Task prompt -> Read the records below. Copy each line where the string "OPERATIONS" occurs.

(Collection entries)

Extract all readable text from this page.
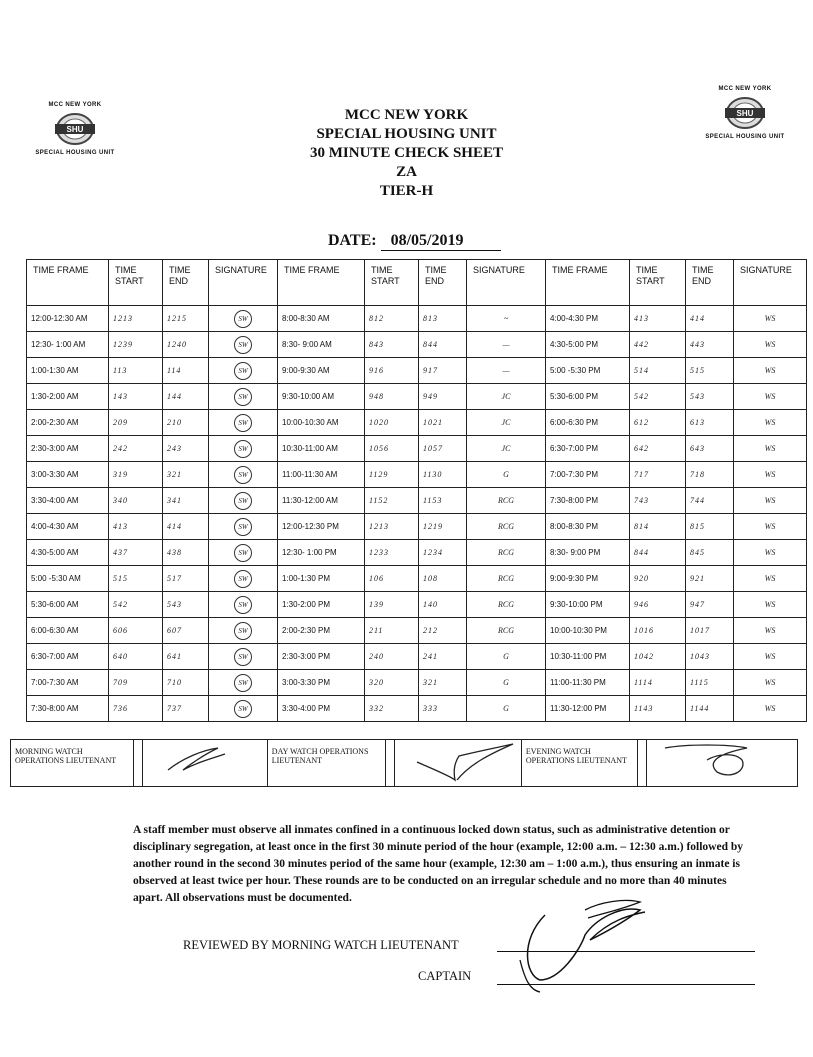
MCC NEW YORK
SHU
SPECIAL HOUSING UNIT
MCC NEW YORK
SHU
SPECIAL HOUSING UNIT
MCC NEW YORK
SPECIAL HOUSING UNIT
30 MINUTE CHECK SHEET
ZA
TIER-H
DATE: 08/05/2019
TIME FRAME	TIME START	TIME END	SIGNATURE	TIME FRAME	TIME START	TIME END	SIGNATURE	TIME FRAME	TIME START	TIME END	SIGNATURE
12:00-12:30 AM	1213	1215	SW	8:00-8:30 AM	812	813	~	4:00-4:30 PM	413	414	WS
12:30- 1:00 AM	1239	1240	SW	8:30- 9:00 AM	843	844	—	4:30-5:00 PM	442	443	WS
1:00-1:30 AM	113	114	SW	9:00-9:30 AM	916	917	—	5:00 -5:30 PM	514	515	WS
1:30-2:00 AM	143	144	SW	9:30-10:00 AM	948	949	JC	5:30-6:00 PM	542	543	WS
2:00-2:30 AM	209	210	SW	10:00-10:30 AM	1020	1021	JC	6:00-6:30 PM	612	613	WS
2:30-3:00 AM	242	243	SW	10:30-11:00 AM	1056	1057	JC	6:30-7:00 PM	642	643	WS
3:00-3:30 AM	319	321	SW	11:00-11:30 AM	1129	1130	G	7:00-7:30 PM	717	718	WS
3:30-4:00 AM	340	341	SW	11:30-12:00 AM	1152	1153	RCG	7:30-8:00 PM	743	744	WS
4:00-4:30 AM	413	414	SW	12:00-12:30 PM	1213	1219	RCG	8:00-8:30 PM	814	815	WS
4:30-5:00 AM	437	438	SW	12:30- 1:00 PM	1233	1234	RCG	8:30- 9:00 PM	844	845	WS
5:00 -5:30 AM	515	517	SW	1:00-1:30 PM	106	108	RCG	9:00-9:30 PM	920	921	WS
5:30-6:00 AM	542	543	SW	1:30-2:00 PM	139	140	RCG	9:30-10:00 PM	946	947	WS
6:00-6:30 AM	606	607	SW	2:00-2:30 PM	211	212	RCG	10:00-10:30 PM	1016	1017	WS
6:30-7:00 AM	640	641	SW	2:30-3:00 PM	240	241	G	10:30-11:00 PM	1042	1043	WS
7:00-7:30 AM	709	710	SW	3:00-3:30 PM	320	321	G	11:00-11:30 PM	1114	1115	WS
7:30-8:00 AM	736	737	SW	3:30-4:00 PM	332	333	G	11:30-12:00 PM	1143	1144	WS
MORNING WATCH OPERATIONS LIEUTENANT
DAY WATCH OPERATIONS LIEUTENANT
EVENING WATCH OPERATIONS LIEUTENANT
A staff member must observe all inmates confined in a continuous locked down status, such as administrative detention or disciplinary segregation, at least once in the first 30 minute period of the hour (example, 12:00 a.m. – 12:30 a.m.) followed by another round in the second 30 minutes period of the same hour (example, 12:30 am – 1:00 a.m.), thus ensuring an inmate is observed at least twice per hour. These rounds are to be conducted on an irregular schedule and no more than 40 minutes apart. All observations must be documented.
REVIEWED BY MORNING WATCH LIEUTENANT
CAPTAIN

--

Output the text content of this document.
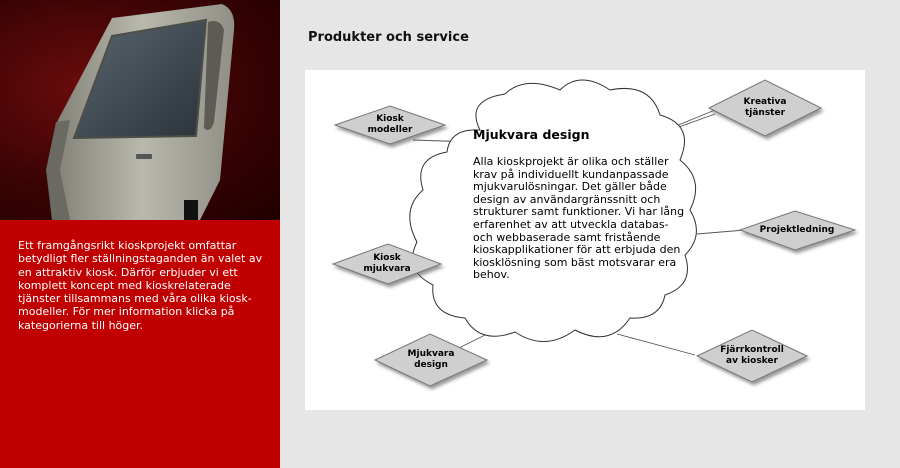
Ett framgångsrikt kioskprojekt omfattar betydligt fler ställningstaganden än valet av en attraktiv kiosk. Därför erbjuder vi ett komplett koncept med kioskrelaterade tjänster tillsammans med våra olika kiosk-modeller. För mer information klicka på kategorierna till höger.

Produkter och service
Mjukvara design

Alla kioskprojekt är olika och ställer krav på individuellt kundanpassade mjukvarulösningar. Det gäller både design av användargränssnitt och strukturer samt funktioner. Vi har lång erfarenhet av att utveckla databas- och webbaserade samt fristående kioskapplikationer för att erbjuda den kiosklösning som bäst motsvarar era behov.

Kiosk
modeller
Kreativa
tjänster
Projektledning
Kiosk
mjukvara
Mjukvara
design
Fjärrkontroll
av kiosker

Worked answer ->
MORNING WATCH OPERATIONS LIEUTENANT
DAY WATCH OPERATIONS LIEUTENANT
EVENING WATCH OPERATIONS LIEUTENANT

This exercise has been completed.